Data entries
##############################

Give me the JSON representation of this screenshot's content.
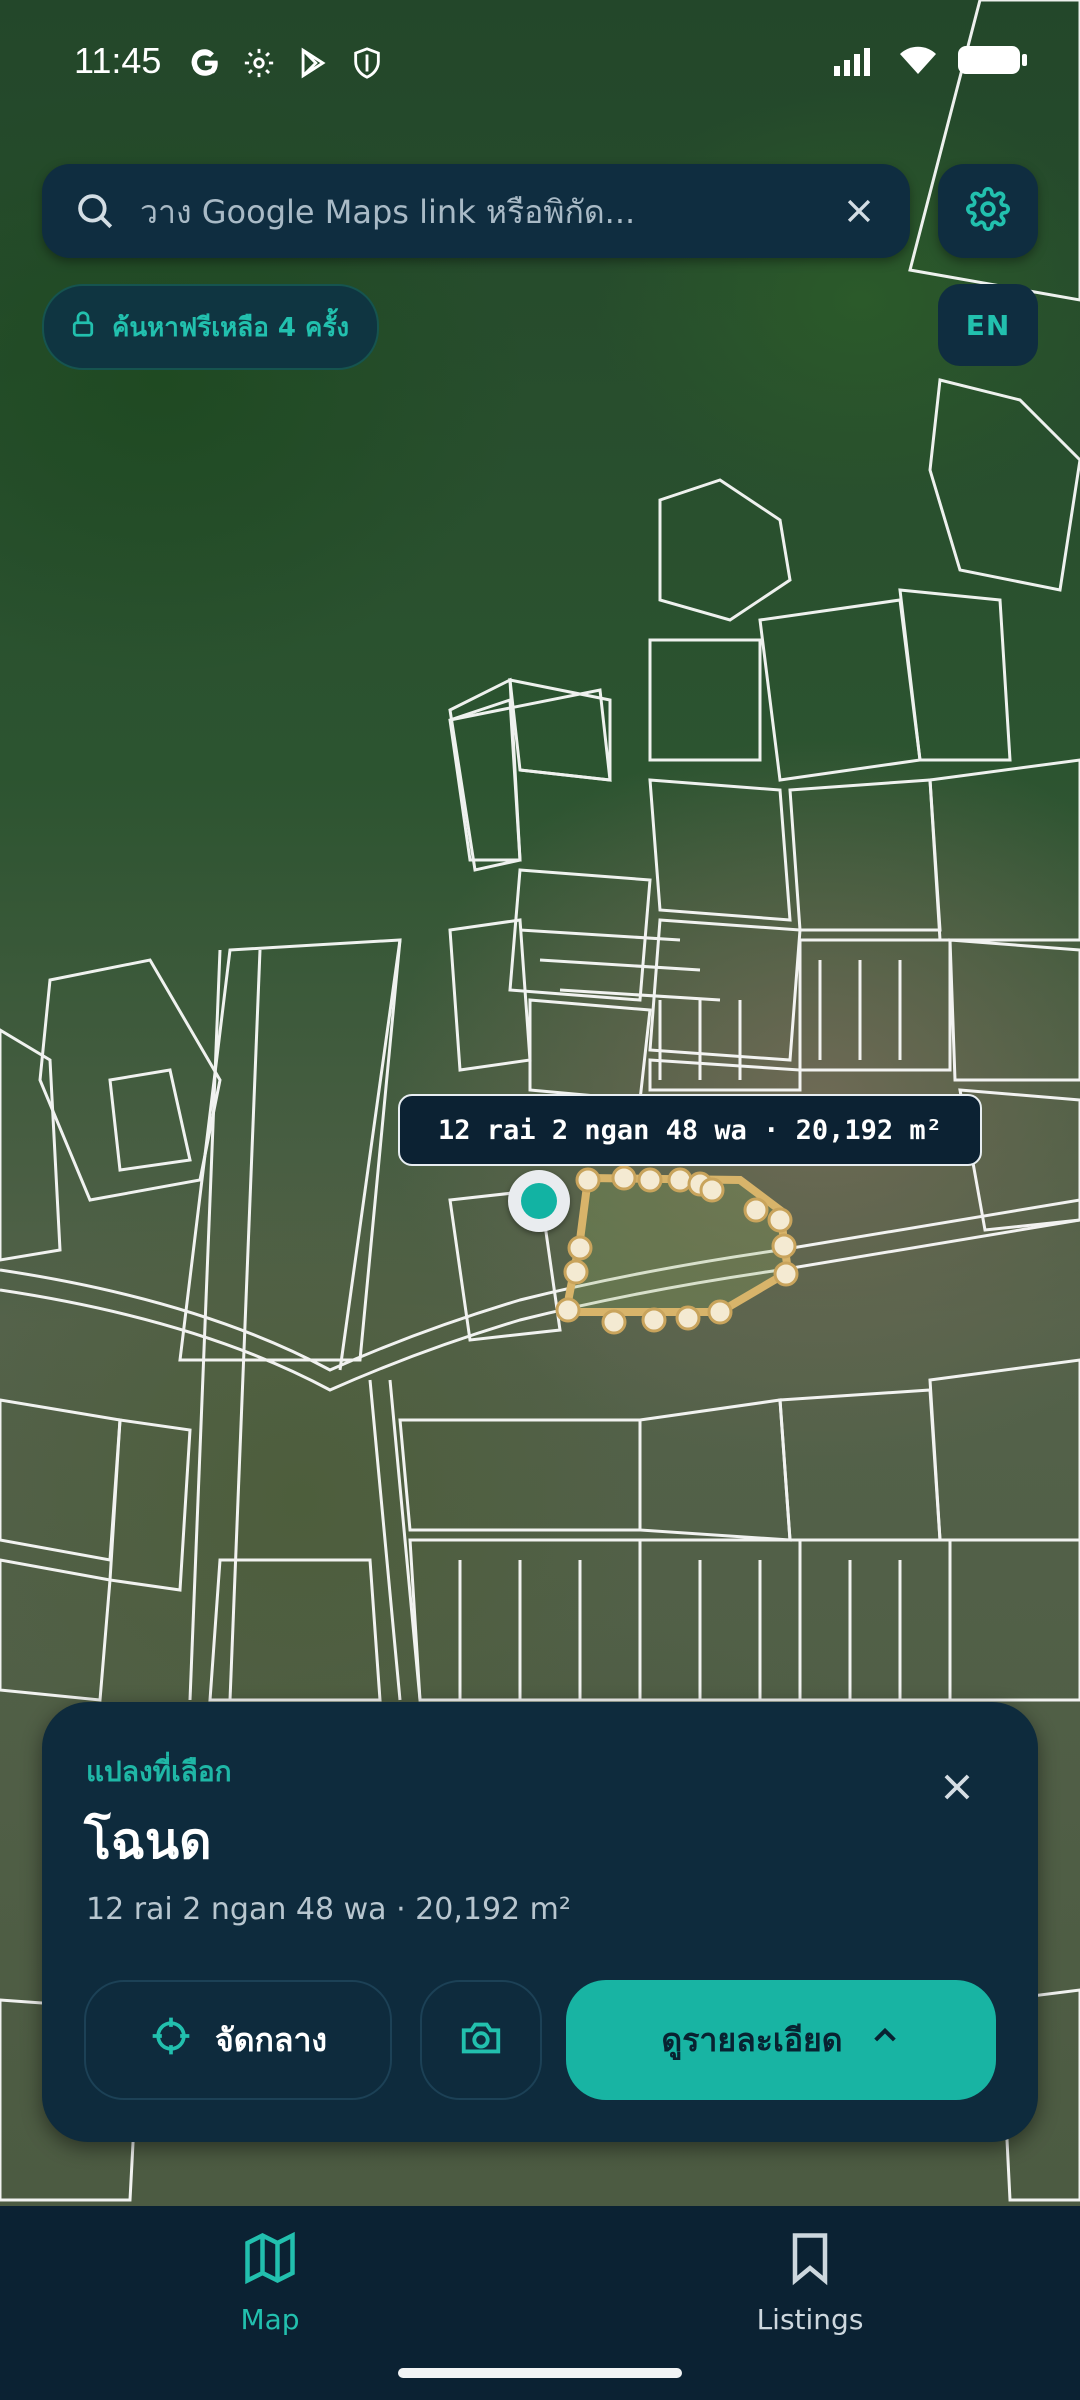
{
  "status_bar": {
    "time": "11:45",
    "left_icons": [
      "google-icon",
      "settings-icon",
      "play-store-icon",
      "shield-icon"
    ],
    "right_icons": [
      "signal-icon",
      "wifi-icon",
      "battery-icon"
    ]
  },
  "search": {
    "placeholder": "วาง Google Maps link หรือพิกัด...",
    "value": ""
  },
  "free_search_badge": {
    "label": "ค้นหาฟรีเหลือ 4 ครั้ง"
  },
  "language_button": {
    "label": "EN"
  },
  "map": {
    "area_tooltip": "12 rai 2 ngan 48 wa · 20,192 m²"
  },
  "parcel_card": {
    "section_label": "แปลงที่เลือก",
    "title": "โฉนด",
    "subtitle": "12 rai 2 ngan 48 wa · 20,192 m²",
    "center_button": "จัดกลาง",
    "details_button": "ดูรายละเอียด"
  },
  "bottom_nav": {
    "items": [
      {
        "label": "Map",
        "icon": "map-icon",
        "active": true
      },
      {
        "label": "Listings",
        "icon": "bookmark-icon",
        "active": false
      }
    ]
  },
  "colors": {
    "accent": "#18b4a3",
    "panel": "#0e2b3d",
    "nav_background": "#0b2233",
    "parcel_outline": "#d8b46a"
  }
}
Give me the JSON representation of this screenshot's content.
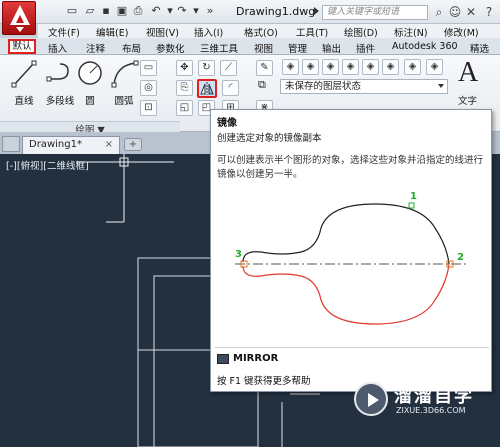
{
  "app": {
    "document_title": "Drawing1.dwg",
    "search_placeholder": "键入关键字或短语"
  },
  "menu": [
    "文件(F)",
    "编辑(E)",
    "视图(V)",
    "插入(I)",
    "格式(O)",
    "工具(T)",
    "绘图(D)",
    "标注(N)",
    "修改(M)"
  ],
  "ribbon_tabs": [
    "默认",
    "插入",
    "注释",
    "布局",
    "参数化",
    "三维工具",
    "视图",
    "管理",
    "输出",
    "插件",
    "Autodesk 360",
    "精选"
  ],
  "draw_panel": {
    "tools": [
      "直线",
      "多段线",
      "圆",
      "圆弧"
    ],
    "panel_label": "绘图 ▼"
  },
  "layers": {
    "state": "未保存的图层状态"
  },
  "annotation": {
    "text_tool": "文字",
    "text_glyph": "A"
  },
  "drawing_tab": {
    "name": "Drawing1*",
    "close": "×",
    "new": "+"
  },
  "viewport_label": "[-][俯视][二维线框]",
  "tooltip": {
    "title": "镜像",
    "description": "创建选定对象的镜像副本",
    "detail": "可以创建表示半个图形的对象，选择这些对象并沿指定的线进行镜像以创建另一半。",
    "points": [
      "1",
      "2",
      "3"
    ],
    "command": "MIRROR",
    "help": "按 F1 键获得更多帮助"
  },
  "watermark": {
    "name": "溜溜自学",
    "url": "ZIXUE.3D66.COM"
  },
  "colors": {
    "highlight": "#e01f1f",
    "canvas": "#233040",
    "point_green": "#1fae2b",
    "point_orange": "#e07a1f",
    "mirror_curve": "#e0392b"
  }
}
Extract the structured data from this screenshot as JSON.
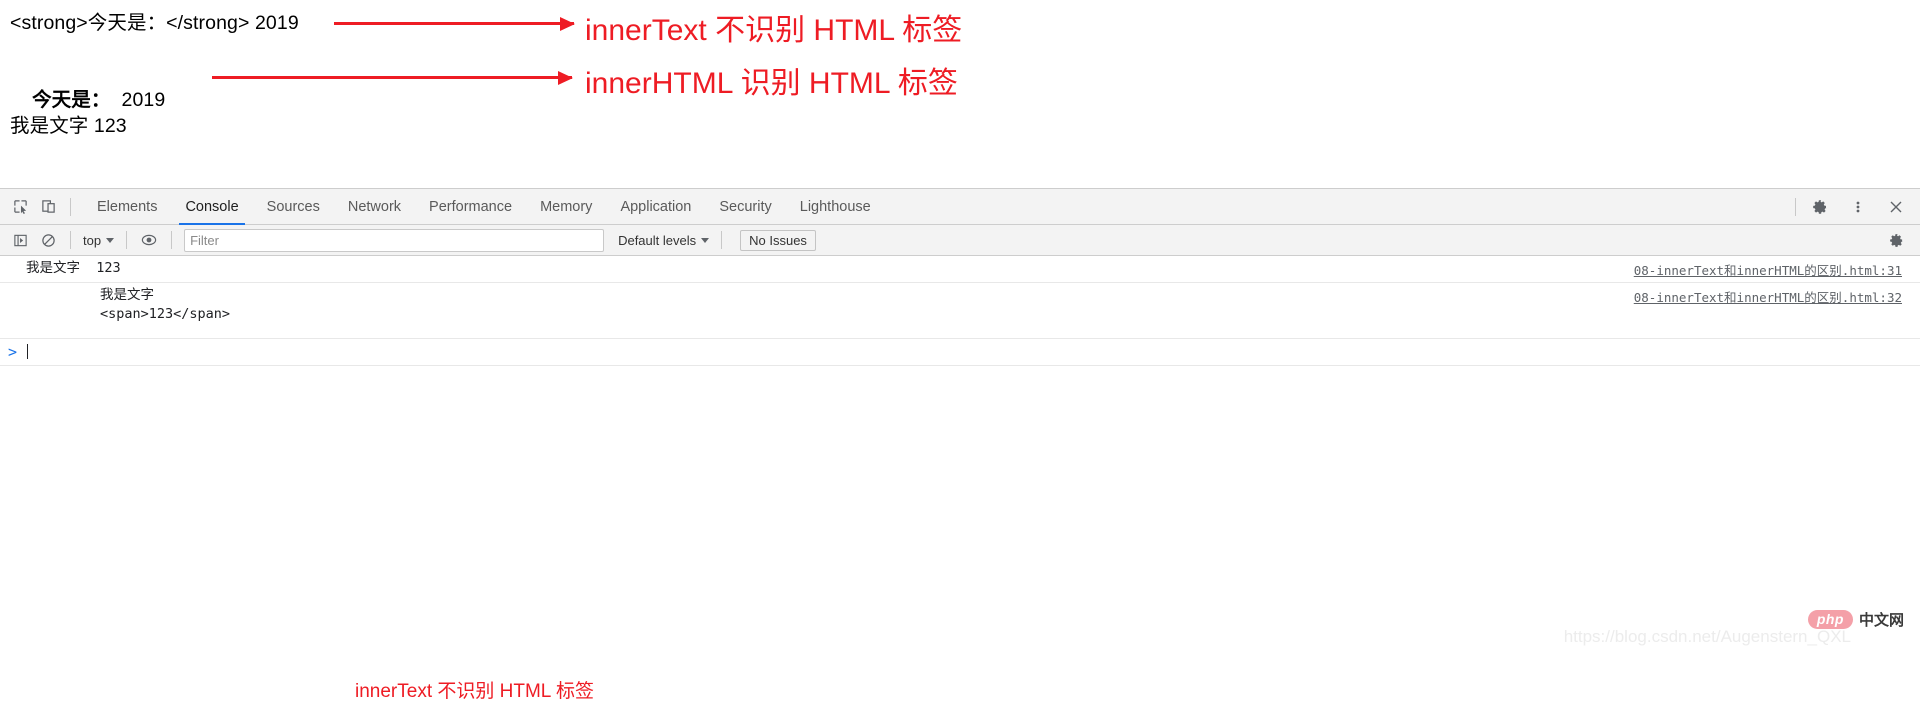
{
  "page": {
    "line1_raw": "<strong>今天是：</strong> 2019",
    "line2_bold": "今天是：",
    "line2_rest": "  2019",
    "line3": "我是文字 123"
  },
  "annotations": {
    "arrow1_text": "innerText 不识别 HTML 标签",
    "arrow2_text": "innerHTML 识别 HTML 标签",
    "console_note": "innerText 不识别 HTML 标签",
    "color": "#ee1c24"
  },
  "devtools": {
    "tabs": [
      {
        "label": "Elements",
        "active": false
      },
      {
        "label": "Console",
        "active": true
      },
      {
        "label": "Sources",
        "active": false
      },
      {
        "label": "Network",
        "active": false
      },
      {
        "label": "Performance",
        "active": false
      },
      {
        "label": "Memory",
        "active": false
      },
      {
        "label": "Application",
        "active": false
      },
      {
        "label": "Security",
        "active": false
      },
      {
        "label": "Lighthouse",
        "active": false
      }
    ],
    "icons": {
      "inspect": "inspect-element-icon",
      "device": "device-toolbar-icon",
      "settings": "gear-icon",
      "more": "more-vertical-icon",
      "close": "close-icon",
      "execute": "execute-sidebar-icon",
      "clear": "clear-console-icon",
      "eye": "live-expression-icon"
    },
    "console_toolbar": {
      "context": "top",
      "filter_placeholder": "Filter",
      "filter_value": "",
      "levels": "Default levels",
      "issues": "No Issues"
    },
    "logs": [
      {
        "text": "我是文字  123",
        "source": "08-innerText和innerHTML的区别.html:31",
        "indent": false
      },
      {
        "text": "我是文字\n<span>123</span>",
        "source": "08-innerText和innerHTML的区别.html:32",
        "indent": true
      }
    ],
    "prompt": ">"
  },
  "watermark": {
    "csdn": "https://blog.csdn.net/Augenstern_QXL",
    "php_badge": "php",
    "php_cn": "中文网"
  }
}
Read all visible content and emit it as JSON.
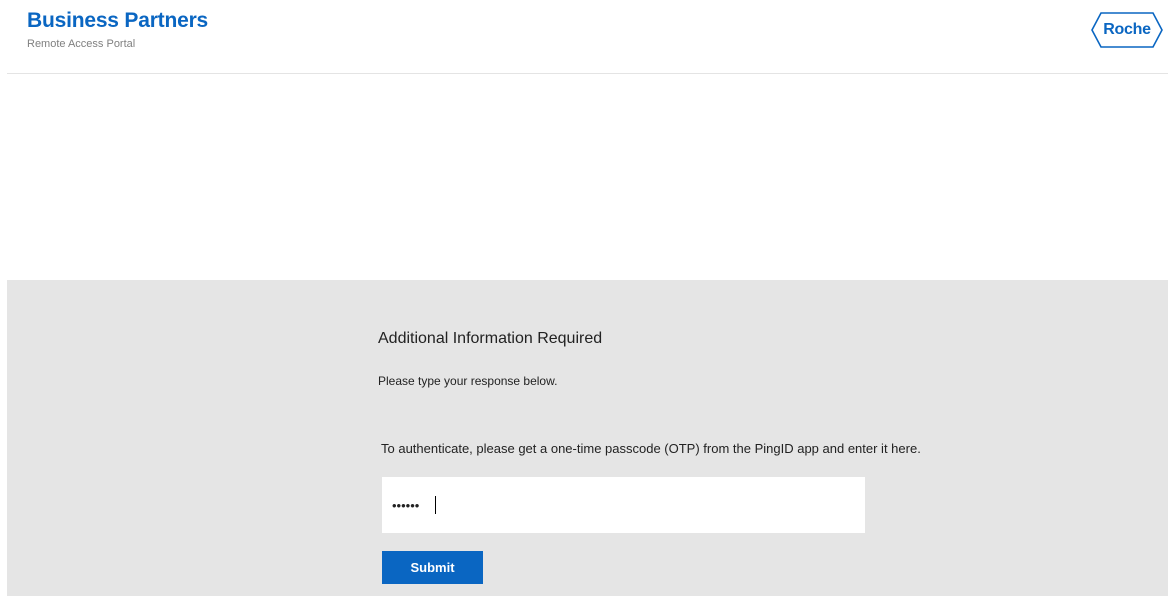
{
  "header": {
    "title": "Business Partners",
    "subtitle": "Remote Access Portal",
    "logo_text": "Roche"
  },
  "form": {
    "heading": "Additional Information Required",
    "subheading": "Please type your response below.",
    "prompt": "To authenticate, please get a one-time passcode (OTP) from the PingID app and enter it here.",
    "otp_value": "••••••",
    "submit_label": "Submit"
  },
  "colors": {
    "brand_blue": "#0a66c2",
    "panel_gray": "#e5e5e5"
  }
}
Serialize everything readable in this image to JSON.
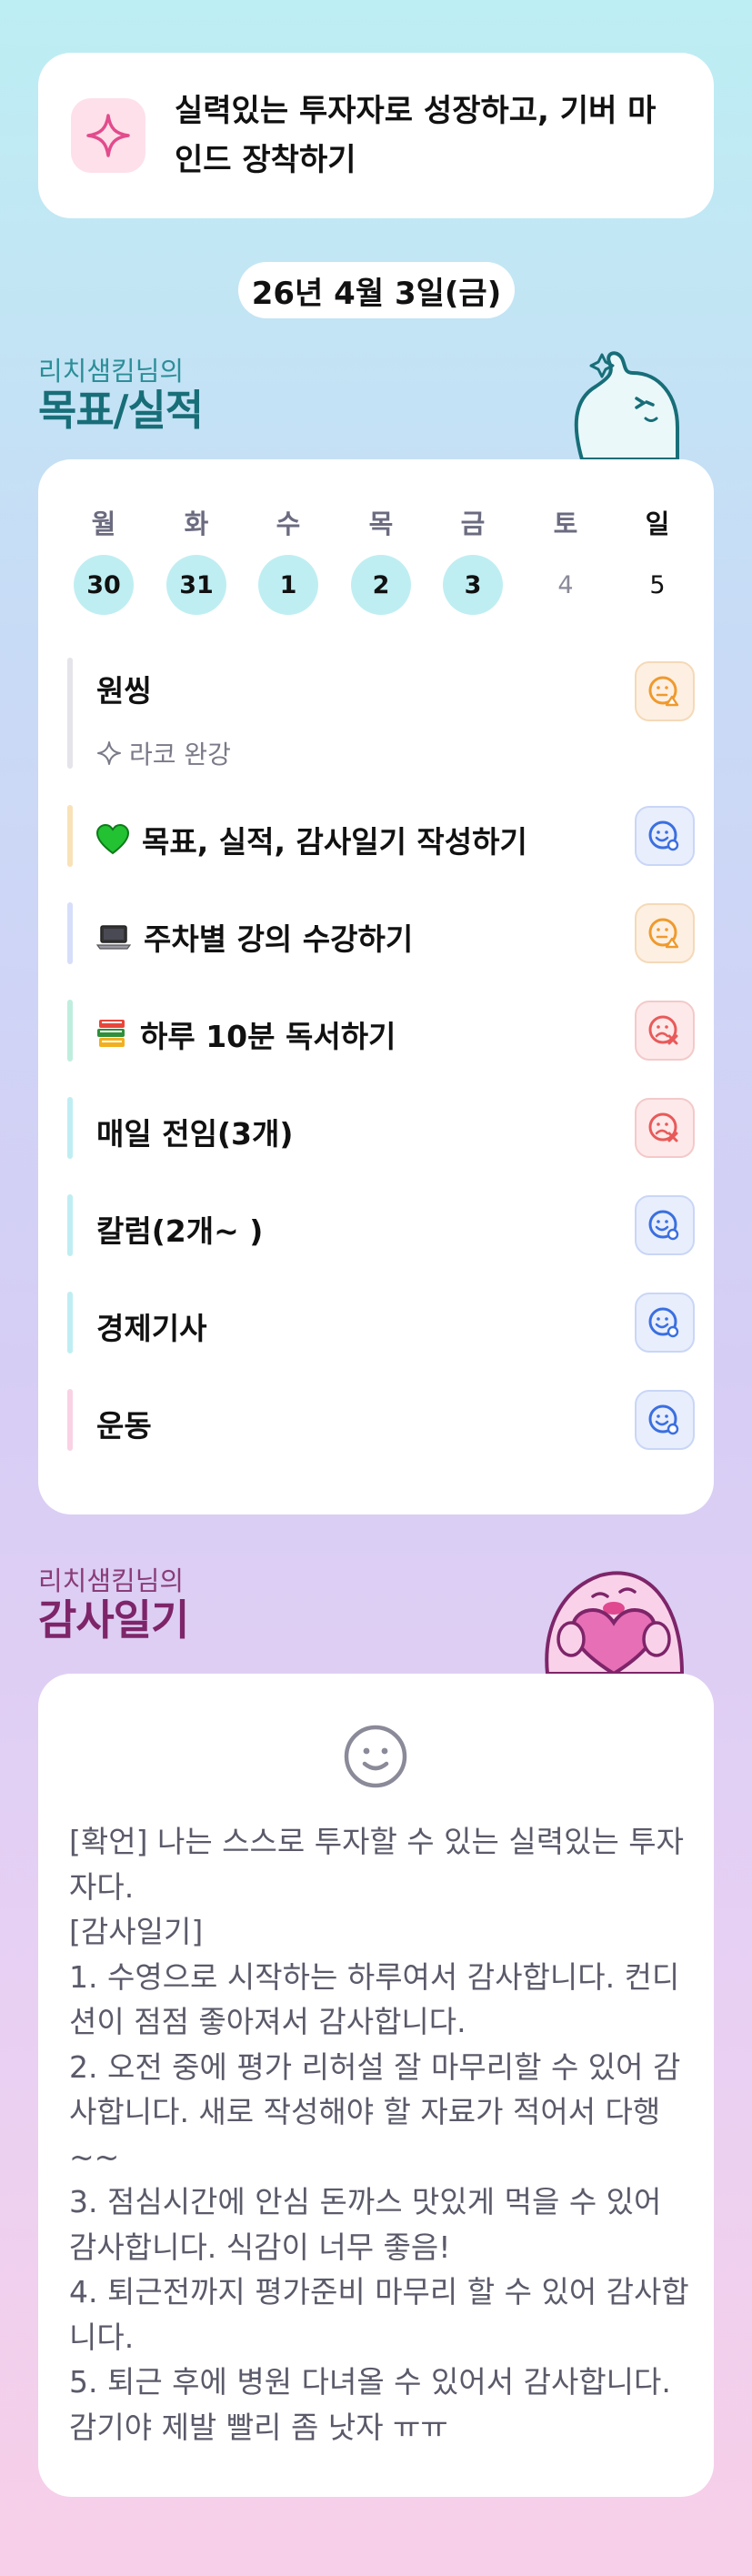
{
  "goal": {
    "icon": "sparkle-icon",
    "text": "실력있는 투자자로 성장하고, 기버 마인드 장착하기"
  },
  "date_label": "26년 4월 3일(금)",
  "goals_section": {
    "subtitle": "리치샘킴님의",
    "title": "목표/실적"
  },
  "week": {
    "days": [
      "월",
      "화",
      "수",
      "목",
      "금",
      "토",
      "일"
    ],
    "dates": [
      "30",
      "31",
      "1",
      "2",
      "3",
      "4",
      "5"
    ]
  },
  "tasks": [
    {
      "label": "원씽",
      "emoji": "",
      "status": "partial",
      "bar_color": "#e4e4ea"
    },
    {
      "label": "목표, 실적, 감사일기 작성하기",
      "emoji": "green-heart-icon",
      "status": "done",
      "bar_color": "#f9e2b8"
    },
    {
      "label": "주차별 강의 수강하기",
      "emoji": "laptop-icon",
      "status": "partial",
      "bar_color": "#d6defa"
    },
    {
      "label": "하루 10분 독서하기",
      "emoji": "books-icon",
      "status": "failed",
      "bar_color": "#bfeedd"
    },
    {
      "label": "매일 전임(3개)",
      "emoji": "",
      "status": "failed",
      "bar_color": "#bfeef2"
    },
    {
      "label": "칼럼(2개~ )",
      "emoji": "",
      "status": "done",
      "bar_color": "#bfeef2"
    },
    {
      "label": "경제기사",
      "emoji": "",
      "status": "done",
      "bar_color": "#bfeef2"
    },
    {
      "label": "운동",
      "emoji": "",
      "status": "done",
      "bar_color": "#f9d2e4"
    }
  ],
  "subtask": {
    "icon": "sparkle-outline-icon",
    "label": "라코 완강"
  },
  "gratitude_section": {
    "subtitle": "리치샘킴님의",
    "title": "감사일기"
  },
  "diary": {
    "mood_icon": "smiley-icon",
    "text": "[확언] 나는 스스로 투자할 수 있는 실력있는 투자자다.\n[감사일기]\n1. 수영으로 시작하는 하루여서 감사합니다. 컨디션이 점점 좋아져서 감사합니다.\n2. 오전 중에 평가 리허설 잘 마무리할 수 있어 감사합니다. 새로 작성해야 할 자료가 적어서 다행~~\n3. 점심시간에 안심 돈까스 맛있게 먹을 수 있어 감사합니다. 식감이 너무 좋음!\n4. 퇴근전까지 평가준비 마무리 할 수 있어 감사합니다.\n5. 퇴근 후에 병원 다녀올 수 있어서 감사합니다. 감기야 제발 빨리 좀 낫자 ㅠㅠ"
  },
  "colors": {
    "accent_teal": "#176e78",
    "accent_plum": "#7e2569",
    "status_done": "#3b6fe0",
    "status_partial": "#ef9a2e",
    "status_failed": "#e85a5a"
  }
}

##############################

Problem statement
Check the data for the word "실력있는" and pull out the lines that have it.

Answer to this problem
    "text": "실력있는 투자자로 성장하고, 기버 마인드 장착하기"
    "text": "[확언] 나는 스스로 투자할 수 있는 실력있는 투자자다.\n[감사일기]\n1. 수영으로 시작하는 하루여서 감사합니다. 컨디션이 점점 좋아져서 감사합니다.\n2. 오전 중에 평가 리허설 잘 마무리할 수 있어 감사합니다. 새로 작성해야 할 자료가 적어서 다행~~\n3. 점심시간에 안심 돈까스 맛있게 먹을 수 있어 감사합니다. 식감이 너무 좋음!\n4. 퇴근전까지 평가준비 마무리 할 수 있어 감사합니다.\n5. 퇴근 후에 병원 다녀올 수 있어서 감사합니다. 감기야 제발 빨리 좀 낫자 ㅠㅠ"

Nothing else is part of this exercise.